• **Stated problem**
Extract each line of the records below that contains the word "ylabel".
= = = =
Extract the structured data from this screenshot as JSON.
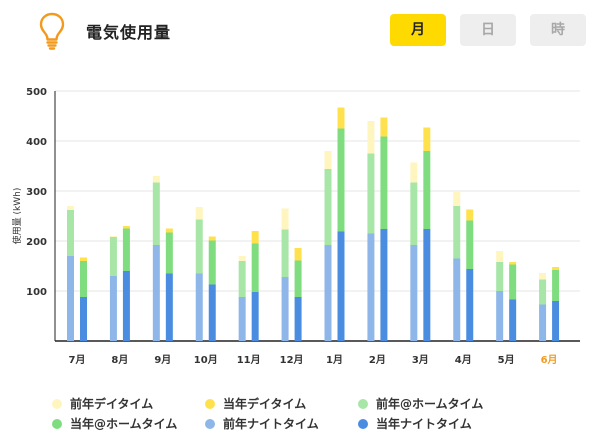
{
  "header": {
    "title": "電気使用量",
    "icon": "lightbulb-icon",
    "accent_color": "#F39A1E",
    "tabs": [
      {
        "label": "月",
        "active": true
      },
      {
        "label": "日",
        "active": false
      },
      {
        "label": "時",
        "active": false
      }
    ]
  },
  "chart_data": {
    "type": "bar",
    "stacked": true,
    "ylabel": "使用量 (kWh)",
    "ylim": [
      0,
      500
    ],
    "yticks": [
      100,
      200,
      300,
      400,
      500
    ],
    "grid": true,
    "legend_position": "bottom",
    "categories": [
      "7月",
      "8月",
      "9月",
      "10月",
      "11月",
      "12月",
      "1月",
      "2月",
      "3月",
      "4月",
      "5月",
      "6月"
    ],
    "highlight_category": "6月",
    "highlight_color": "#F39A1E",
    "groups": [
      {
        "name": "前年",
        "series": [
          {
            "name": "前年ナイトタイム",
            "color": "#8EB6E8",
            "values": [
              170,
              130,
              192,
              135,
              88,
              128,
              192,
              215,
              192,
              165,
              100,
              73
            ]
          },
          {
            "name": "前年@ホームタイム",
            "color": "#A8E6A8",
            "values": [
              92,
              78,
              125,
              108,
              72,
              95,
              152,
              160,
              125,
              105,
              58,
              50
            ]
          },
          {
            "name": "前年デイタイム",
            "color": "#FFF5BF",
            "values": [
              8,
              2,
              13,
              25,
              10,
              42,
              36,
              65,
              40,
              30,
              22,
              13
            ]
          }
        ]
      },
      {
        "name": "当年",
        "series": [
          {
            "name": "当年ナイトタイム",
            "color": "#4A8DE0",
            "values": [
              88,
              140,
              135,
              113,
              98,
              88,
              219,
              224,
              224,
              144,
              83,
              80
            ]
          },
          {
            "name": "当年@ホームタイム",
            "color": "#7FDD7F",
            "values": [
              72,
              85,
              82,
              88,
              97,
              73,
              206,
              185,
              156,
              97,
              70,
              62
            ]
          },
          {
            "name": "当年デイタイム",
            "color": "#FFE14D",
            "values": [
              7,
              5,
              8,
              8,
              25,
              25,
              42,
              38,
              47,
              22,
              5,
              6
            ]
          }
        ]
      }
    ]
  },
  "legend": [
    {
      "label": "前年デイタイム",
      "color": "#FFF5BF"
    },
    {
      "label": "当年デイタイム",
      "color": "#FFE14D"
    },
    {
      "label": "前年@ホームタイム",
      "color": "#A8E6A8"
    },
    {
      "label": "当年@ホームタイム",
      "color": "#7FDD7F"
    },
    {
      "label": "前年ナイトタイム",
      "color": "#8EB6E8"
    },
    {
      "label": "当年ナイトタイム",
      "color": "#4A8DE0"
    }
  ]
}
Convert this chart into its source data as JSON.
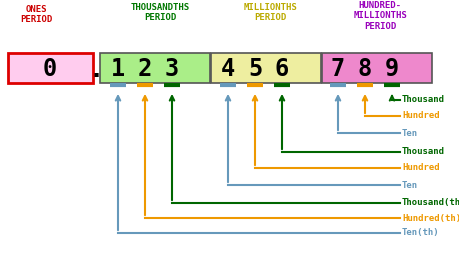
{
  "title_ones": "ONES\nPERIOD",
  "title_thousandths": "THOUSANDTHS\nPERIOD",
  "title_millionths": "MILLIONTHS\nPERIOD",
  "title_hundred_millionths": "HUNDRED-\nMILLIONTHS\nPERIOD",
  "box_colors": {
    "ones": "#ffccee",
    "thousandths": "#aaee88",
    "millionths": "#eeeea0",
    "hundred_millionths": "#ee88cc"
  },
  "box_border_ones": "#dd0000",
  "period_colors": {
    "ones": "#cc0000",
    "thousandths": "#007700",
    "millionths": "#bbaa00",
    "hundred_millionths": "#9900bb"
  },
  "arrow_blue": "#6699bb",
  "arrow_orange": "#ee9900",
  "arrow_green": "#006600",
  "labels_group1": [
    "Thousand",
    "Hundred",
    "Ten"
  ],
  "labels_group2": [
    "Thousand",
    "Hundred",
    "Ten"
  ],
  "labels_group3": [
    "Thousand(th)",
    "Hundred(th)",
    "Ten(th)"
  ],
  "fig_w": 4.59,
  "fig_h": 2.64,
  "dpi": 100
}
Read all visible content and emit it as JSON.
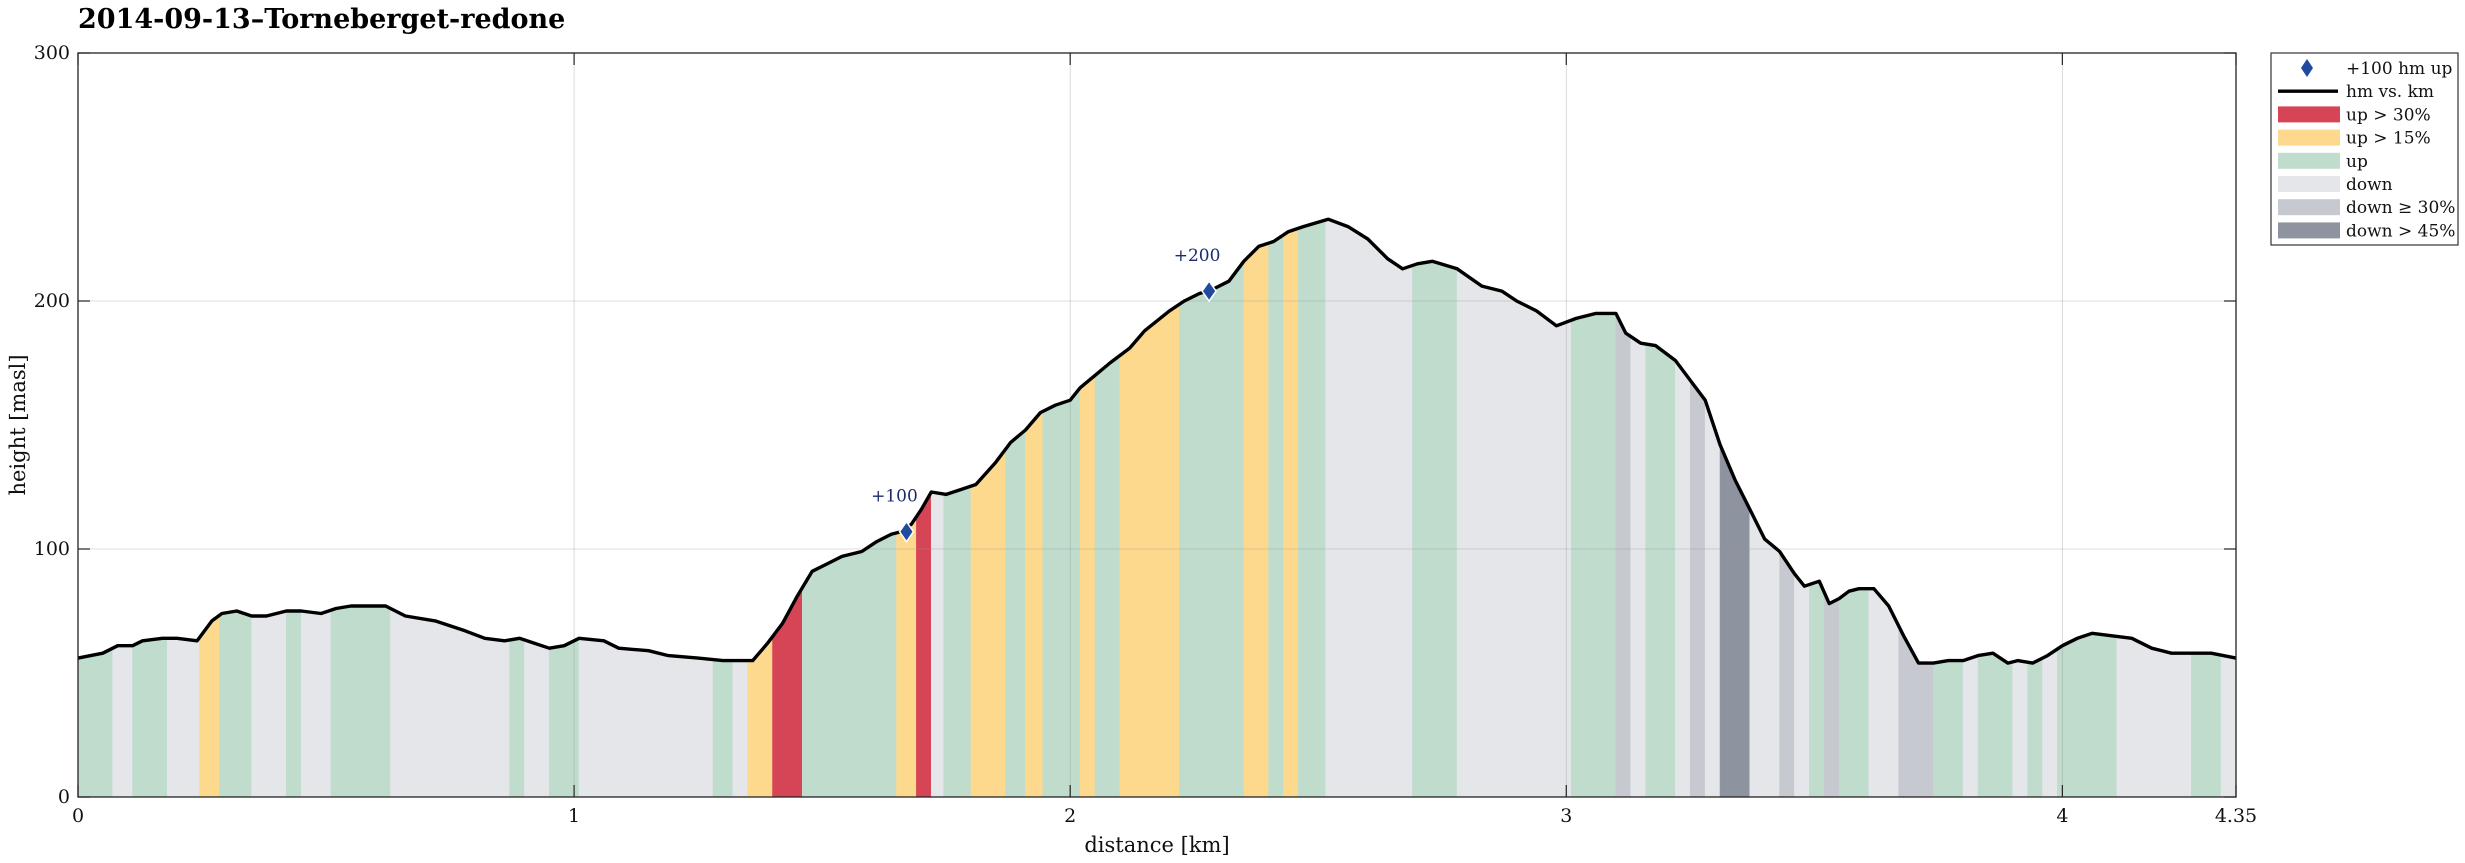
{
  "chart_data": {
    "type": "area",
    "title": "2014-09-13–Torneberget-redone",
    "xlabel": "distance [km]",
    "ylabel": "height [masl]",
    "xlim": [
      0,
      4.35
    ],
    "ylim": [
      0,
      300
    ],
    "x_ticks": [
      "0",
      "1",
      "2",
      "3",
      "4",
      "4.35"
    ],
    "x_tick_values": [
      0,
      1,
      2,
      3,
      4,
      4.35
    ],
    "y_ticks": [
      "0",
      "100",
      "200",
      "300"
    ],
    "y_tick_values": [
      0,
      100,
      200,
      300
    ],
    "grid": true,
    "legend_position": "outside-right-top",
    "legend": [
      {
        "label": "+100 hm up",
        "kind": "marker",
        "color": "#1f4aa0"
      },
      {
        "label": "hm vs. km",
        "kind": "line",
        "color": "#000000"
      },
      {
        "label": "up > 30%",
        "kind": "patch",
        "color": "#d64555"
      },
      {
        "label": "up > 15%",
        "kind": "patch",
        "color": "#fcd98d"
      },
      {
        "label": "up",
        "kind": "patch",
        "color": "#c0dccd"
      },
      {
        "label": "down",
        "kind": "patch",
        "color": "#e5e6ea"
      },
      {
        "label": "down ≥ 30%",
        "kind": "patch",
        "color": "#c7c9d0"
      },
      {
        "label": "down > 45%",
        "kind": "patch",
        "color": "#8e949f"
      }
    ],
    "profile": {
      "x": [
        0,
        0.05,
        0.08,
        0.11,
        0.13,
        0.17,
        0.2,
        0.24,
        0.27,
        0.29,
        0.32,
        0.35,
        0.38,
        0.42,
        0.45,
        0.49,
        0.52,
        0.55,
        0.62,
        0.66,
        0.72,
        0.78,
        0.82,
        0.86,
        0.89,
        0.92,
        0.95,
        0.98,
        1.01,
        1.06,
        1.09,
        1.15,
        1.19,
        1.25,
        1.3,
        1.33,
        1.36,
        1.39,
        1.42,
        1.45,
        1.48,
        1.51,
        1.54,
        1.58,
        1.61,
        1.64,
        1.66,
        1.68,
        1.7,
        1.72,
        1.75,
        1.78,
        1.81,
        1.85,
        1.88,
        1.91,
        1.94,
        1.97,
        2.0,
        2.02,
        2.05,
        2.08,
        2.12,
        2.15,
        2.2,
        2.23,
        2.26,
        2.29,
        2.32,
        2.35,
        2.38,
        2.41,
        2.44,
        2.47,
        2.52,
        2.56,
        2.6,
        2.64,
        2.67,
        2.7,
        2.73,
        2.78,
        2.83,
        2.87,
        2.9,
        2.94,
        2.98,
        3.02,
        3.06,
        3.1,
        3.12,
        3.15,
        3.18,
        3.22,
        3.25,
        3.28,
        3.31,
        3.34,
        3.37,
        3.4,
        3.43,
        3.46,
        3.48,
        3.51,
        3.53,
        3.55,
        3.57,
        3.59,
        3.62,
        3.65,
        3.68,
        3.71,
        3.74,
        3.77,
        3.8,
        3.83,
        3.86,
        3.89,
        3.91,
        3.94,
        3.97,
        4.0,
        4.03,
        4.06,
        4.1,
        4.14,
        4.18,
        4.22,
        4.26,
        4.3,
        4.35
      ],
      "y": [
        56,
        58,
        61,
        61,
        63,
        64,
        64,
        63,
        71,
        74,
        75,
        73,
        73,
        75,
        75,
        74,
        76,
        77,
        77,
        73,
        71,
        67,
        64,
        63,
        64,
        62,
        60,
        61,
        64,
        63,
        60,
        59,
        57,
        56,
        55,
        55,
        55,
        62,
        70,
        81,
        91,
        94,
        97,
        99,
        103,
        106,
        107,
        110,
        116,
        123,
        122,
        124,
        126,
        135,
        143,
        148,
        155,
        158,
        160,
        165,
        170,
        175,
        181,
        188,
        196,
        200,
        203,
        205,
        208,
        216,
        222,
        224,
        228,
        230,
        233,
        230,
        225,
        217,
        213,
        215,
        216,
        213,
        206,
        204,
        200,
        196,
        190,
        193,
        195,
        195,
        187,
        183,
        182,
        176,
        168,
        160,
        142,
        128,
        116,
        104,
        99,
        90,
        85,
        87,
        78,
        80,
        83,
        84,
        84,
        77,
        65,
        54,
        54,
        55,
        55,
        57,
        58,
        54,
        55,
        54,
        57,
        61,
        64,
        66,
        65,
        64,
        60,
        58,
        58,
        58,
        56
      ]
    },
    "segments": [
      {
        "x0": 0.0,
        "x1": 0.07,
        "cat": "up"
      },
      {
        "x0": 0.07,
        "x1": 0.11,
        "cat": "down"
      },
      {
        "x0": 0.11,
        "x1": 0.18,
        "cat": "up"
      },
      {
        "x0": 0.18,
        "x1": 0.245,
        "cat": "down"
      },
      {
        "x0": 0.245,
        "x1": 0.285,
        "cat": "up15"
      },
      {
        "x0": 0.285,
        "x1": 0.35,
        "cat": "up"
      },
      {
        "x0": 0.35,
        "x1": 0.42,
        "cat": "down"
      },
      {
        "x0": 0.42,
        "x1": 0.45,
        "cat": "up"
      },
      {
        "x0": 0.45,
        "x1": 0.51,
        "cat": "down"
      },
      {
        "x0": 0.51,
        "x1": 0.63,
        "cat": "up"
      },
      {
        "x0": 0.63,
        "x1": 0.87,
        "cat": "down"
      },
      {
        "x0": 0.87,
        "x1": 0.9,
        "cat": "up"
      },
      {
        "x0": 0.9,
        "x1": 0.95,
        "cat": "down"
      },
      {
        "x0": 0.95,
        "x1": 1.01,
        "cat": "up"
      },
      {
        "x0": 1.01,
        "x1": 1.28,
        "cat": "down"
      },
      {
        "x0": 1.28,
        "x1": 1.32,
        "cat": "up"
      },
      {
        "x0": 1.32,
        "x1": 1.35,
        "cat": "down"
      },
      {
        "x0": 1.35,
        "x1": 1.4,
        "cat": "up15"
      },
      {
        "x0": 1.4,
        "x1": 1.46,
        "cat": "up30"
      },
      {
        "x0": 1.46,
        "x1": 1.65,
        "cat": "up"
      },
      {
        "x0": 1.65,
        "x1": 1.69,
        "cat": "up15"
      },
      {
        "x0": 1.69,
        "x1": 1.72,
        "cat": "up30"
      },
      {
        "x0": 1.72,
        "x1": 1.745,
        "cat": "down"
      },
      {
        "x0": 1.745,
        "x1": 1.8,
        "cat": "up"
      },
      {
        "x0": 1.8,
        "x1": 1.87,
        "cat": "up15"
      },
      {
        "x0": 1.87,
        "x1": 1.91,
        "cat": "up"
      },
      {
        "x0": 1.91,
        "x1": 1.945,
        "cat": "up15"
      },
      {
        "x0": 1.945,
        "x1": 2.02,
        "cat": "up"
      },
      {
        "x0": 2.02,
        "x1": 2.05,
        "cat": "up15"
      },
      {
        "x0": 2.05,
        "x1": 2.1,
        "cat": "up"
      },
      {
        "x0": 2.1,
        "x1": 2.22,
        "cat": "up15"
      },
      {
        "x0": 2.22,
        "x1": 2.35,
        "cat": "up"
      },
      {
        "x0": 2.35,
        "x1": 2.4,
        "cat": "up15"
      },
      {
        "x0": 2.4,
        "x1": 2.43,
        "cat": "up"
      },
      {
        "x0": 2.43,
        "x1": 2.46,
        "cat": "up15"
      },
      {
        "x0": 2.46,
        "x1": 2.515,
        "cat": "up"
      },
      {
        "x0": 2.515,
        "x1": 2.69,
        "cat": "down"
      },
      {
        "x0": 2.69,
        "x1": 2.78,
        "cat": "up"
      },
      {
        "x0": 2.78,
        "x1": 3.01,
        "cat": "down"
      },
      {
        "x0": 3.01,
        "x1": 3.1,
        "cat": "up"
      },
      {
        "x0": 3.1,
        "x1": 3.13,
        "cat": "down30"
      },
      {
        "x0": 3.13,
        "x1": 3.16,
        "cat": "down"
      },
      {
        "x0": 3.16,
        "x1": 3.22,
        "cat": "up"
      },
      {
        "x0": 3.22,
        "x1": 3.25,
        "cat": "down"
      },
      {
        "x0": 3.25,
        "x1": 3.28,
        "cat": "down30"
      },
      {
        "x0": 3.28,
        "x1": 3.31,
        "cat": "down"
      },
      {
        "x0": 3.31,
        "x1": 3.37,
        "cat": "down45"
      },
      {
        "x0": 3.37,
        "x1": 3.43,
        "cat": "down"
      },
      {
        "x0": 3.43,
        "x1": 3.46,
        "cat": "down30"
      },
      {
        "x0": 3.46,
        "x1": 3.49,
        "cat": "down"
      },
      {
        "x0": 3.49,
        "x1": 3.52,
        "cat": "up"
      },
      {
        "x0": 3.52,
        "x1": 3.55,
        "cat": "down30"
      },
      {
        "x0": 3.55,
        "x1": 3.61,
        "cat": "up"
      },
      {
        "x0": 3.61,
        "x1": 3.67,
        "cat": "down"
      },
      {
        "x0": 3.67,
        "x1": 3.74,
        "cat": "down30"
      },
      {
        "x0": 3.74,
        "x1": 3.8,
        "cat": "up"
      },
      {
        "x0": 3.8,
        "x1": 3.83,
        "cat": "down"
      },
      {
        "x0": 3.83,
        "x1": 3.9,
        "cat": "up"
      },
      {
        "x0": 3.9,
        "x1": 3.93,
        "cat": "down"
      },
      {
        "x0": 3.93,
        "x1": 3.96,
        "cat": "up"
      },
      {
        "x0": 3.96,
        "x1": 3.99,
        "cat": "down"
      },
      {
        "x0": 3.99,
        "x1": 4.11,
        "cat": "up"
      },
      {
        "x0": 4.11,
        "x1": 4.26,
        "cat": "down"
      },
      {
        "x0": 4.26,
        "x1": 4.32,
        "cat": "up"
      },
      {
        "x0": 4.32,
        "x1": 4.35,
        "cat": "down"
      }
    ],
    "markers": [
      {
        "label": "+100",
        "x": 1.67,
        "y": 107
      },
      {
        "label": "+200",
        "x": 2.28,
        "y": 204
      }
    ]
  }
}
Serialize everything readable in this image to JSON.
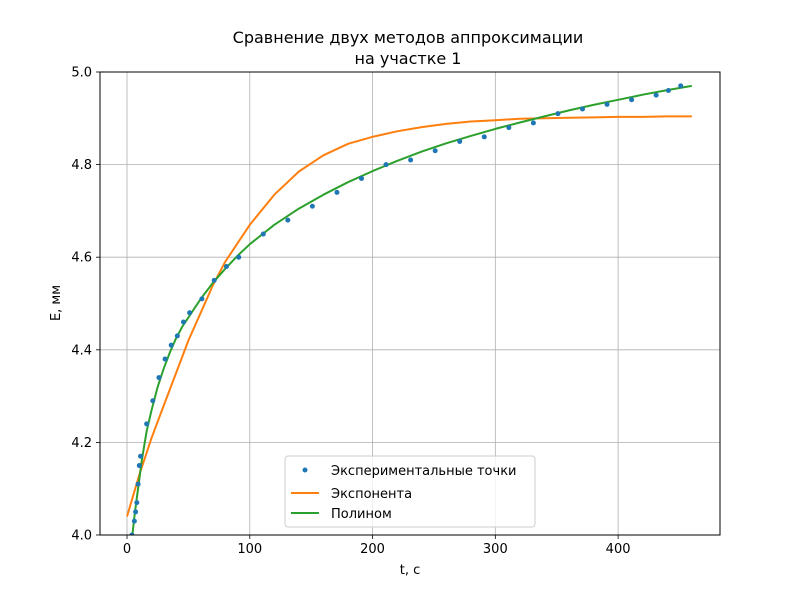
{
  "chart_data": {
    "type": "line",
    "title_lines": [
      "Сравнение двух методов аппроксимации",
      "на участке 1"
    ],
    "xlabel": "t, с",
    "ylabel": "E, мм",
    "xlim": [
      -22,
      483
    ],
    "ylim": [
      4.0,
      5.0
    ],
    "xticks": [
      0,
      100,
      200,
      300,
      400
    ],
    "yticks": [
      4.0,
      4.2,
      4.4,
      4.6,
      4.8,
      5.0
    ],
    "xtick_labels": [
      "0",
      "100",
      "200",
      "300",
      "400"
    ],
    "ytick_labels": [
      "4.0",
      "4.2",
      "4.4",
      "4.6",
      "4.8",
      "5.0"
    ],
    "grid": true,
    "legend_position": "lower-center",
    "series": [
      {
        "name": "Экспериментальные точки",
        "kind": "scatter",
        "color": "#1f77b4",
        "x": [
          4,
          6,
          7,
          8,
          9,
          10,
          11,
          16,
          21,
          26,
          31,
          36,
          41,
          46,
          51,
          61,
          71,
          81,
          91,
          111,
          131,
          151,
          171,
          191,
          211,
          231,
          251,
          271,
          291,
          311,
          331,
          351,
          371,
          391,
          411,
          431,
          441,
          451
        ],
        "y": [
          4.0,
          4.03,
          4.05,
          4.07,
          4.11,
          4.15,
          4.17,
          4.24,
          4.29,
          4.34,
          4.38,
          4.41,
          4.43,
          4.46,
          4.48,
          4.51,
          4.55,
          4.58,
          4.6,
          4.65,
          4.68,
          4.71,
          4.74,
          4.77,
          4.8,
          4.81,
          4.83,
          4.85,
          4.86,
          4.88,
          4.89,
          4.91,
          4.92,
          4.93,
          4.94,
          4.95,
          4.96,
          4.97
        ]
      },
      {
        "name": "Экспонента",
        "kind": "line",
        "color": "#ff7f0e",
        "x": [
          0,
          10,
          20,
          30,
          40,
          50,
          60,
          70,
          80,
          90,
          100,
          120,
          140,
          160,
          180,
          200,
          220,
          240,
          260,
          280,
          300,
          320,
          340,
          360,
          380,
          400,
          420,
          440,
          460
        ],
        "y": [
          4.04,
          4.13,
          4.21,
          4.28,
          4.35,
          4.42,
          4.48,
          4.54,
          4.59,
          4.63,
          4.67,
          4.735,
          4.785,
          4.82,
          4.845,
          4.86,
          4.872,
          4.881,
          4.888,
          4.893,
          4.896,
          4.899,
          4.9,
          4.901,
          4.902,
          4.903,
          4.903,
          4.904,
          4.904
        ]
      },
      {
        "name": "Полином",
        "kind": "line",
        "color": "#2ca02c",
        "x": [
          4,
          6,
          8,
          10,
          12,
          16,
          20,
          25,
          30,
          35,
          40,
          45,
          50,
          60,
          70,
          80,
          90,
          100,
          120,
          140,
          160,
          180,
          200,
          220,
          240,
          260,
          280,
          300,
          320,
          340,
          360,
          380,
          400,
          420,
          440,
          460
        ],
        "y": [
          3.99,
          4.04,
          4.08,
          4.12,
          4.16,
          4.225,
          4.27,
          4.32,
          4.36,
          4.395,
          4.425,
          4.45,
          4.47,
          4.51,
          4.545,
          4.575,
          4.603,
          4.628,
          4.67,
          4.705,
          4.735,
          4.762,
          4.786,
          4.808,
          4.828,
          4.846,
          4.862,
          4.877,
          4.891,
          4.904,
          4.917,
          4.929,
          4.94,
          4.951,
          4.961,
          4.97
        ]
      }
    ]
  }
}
= = = =
• **Answer to the task**
    "ylabel": "使用量 (kWh)",
    "ylabel": "height [masl]",
    "ylabel": "E, мм",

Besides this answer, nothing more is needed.